══ RECORDS FOR THIS TASK

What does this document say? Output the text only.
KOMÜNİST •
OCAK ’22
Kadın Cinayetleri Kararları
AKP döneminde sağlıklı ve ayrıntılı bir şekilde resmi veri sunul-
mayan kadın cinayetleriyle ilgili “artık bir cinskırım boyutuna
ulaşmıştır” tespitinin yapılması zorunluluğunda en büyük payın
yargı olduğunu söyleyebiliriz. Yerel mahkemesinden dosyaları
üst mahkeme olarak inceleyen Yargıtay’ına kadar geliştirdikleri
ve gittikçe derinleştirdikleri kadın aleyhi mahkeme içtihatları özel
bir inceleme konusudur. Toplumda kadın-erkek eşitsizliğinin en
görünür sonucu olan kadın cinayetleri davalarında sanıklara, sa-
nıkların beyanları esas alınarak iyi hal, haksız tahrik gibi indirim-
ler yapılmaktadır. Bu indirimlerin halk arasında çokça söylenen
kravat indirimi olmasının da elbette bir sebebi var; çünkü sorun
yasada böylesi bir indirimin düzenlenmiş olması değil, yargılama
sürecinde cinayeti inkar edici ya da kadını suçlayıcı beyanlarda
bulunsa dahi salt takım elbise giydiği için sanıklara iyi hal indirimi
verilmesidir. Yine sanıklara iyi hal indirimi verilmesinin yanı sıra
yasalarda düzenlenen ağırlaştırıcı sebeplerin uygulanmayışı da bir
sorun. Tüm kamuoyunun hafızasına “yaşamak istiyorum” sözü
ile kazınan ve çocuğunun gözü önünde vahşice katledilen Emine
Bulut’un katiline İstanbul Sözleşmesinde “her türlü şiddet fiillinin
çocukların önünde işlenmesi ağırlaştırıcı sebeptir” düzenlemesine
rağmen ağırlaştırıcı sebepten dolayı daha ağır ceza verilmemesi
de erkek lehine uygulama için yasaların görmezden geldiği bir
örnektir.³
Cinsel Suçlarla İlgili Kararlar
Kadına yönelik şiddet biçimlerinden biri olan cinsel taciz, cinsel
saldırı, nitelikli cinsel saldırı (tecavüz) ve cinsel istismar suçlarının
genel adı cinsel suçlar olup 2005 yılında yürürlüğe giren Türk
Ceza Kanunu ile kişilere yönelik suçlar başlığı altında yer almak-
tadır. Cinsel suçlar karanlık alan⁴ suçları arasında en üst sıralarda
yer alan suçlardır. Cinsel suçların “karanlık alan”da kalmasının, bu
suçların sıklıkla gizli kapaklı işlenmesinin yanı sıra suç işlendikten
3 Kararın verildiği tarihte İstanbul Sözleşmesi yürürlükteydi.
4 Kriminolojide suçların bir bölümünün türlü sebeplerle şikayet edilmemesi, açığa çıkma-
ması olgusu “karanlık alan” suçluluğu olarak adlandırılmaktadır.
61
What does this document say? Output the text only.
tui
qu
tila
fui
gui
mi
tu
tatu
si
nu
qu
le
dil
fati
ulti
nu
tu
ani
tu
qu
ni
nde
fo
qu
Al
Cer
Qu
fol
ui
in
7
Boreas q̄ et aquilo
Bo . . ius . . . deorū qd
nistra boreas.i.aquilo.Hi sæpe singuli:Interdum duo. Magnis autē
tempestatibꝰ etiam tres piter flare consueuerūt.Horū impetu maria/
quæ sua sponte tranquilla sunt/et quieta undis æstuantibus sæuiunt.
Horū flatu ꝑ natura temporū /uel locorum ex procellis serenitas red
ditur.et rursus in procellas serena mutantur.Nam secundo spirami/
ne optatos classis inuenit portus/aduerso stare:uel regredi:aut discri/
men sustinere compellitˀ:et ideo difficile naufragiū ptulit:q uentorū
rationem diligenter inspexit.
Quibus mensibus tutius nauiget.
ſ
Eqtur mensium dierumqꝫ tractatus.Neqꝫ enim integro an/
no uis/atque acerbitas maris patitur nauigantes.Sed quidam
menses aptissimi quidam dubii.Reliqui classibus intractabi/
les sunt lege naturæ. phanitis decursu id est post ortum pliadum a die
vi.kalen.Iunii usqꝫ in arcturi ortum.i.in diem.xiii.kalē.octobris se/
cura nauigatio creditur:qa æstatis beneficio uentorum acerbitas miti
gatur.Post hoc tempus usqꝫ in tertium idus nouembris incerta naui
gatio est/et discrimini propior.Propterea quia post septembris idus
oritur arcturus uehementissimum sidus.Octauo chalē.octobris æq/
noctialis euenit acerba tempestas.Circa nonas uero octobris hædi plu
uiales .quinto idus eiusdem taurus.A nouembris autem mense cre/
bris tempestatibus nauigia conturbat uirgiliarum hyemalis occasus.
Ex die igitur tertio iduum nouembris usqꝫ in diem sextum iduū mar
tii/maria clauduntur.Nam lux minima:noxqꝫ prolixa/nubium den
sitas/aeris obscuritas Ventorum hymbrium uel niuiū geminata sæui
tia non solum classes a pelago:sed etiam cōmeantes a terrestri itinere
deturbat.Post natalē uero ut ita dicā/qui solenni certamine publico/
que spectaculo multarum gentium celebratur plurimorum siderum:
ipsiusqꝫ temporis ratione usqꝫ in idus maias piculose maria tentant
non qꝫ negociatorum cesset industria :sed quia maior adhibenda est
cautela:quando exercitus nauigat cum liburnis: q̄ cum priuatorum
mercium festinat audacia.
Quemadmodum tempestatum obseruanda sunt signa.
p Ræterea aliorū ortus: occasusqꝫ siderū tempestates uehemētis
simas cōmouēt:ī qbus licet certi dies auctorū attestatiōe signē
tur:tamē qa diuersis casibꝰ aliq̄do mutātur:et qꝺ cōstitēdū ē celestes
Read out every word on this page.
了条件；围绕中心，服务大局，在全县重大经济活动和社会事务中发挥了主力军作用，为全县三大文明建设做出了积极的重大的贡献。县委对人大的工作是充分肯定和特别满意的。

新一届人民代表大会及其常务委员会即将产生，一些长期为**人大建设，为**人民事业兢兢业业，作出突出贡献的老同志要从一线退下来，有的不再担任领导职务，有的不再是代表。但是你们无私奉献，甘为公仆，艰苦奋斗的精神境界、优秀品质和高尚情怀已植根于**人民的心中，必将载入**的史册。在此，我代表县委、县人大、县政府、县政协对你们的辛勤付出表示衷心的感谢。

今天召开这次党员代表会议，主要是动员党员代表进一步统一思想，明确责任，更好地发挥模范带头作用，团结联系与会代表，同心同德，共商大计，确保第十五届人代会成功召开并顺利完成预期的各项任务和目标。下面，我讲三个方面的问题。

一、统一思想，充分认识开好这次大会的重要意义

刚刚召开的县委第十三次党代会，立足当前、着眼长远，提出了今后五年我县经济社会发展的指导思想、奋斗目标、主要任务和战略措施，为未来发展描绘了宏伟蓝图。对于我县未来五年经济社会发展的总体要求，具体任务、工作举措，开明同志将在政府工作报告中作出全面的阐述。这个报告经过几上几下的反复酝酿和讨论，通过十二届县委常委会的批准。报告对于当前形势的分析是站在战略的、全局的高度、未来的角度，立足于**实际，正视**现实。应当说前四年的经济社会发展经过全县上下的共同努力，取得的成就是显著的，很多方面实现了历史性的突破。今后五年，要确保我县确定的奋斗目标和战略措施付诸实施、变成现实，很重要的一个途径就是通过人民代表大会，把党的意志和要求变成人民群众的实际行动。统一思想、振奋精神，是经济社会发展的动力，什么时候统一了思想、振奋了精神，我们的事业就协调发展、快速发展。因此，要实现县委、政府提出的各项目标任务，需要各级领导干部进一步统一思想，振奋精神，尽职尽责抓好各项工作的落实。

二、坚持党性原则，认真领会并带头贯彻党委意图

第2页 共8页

════

DIRECTION: Copy out every line of the data above, exactly as given.

OUTPUT BELOW:
What does this document say? Output the text only.
KOMÜNİST •
OCAK ’22
Kadın Cinayetleri Kararları
AKP döneminde sağlıklı ve ayrıntılı bir şekilde resmi veri sunul-
mayan kadın cinayetleriyle ilgili “artık bir cinskırım boyutuna
ulaşmıştır” tespitinin yapılması zorunluluğunda en büyük payın
yargı olduğunu söyleyebiliriz. Yerel mahkemesinden dosyaları
üst mahkeme olarak inceleyen Yargıtay’ına kadar geliştirdikleri
ve gittikçe derinleştirdikleri kadın aleyhi mahkeme içtihatları özel
bir inceleme konusudur. Toplumda kadın-erkek eşitsizliğinin en
görünür sonucu olan kadın cinayetleri davalarında sanıklara, sa-
nıkların beyanları esas alınarak iyi hal, haksız tahrik gibi indirim-
ler yapılmaktadır. Bu indirimlerin halk arasında çokça söylenen
kravat indirimi olmasının da elbette bir sebebi var; çünkü sorun
yasada böylesi bir indirimin düzenlenmiş olması değil, yargılama
sürecinde cinayeti inkar edici ya da kadını suçlayıcı beyanlarda
bulunsa dahi salt takım elbise giydiği için sanıklara iyi hal indirimi
verilmesidir. Yine sanıklara iyi hal indirimi verilmesinin yanı sıra
yasalarda düzenlenen ağırlaştırıcı sebeplerin uygulanmayışı da bir
sorun. Tüm kamuoyunun hafızasına “yaşamak istiyorum” sözü
ile kazınan ve çocuğunun gözü önünde vahşice katledilen Emine
Bulut’un katiline İstanbul Sözleşmesinde “her türlü şiddet fiillinin
çocukların önünde işlenmesi ağırlaştırıcı sebeptir” düzenlemesine
rağmen ağırlaştırıcı sebepten dolayı daha ağır ceza verilmemesi
de erkek lehine uygulama için yasaların görmezden geldiği bir
örnektir.³
Cinsel Suçlarla İlgili Kararlar
Kadına yönelik şiddet biçimlerinden biri olan cinsel taciz, cinsel
saldırı, nitelikli cinsel saldırı (tecavüz) ve cinsel istismar suçlarının
genel adı cinsel suçlar olup 2005 yılında yürürlüğe giren Türk
Ceza Kanunu ile kişilere yönelik suçlar başlığı altında yer almak-
tadır. Cinsel suçlar karanlık alan⁴ suçları arasında en üst sıralarda
yer alan suçlardır. Cinsel suçların “karanlık alan”da kalmasının, bu
suçların sıklıkla gizli kapaklı işlenmesinin yanı sıra suç işlendikten
3 Kararın verildiği tarihte İstanbul Sözleşmesi yürürlükteydi.
4 Kriminolojide suçların bir bölümünün türlü sebeplerle şikayet edilmemesi, açığa çıkma-
ması olgusu “karanlık alan” suçluluğu olarak adlandırılmaktadır.
61
What does this document say? Output the text only.
tui
qu
tila
fui
gui
mi
tu
tatu
si
nu
qu
le
dil
fati
ulti
nu
tu
ani
tu
qu
ni
nde
fo
qu
Al
Cer
Qu
fol
ui
in
7
Boreas q̄ et aquilo
Bo . . ius . . . deorū qd
nistra boreas.i.aquilo.Hi sæpe singuli:Interdum duo. Magnis autē
tempestatibꝰ etiam tres piter flare consueuerūt.Horū impetu maria/
quæ sua sponte tranquilla sunt/et quieta undis æstuantibus sæuiunt.
Horū flatu ꝑ natura temporū /uel locorum ex procellis serenitas red
ditur.et rursus in procellas serena mutantur.Nam secundo spirami/
ne optatos classis inuenit portus/aduerso stare:uel regredi:aut discri/
men sustinere compellitˀ:et ideo difficile naufragiū ptulit:q uentorū
rationem diligenter inspexit.
Quibus mensibus tutius nauiget.
ſ
Eqtur mensium dierumqꝫ tractatus.Neqꝫ enim integro an/
no uis/atque acerbitas maris patitur nauigantes.Sed quidam
menses aptissimi quidam dubii.Reliqui classibus intractabi/
les sunt lege naturæ. phanitis decursu id est post ortum pliadum a die
vi.kalen.Iunii usqꝫ in arcturi ortum.i.in diem.xiii.kalē.octobris se/
cura nauigatio creditur:qa æstatis beneficio uentorum acerbitas miti
gatur.Post hoc tempus usqꝫ in tertium idus nouembris incerta naui
gatio est/et discrimini propior.Propterea quia post septembris idus
oritur arcturus uehementissimum sidus.Octauo chalē.octobris æq/
noctialis euenit acerba tempestas.Circa nonas uero octobris hædi plu
uiales .quinto idus eiusdem taurus.A nouembris autem mense cre/
bris tempestatibus nauigia conturbat uirgiliarum hyemalis occasus.
Ex die igitur tertio iduum nouembris usqꝫ in diem sextum iduū mar
tii/maria clauduntur.Nam lux minima:noxqꝫ prolixa/nubium den
sitas/aeris obscuritas Ventorum hymbrium uel niuiū geminata sæui
tia non solum classes a pelago:sed etiam cōmeantes a terrestri itinere
deturbat.Post natalē uero ut ita dicā/qui solenni certamine publico/
que spectaculo multarum gentium celebratur plurimorum siderum:
ipsiusqꝫ temporis ratione usqꝫ in idus maias piculose maria tentant
non qꝫ negociatorum cesset industria :sed quia maior adhibenda est
cautela:quando exercitus nauigat cum liburnis: q̄ cum priuatorum
mercium festinat audacia.
Quemadmodum tempestatum obseruanda sunt signa.
p Ræterea aliorū ortus: occasusqꝫ siderū tempestates uehemētis
simas cōmouēt:ī qbus licet certi dies auctorū attestatiōe signē
tur:tamē qa diuersis casibꝰ aliq̄do mutātur:et qꝺ cōstitēdū ē celestes
Read out every word on this page.
了条件；围绕中心，服务大局，在全县重大经济活动和社会事务中发挥了主力军作用，为全县三大文明建设做出了积极的重大的贡献。县委对人大的工作是充分肯定和特别满意的。

新一届人民代表大会及其常务委员会即将产生，一些长期为**人大建设，为**人民事业兢兢业业，作出突出贡献的老同志要从一线退下来，有的不再担任领导职务，有的不再是代表。但是你们无私奉献，甘为公仆，艰苦奋斗的精神境界、优秀品质和高尚情怀已植根于**人民的心中，必将载入**的史册。在此，我代表县委、县人大、县政府、县政协对你们的辛勤付出表示衷心的感谢。

今天召开这次党员代表会议，主要是动员党员代表进一步统一思想，明确责任，更好地发挥模范带头作用，团结联系与会代表，同心同德，共商大计，确保第十五届人代会成功召开并顺利完成预期的各项任务和目标。下面，我讲三个方面的问题。

一、统一思想，充分认识开好这次大会的重要意义

刚刚召开的县委第十三次党代会，立足当前、着眼长远，提出了今后五年我县经济社会发展的指导思想、奋斗目标、主要任务和战略措施，为未来发展描绘了宏伟蓝图。对于我县未来五年经济社会发展的总体要求，具体任务、工作举措，开明同志将在政府工作报告中作出全面的阐述。这个报告经过几上几下的反复酝酿和讨论，通过十二届县委常委会的批准。报告对于当前形势的分析是站在战略的、全局的高度、未来的角度，立足于**实际，正视**现实。应当说前四年的经济社会发展经过全县上下的共同努力，取得的成就是显著的，很多方面实现了历史性的突破。今后五年，要确保我县确定的奋斗目标和战略措施付诸实施、变成现实，很重要的一个途径就是通过人民代表大会，把党的意志和要求变成人民群众的实际行动。统一思想、振奋精神，是经济社会发展的动力，什么时候统一了思想、振奋了精神，我们的事业就协调发展、快速发展。因此，要实现县委、政府提出的各项目标任务，需要各级领导干部进一步统一思想，振奋精神，尽职尽责抓好各项工作的落实。

二、坚持党性原则，认真领会并带头贯彻党委意图

第2页 共8页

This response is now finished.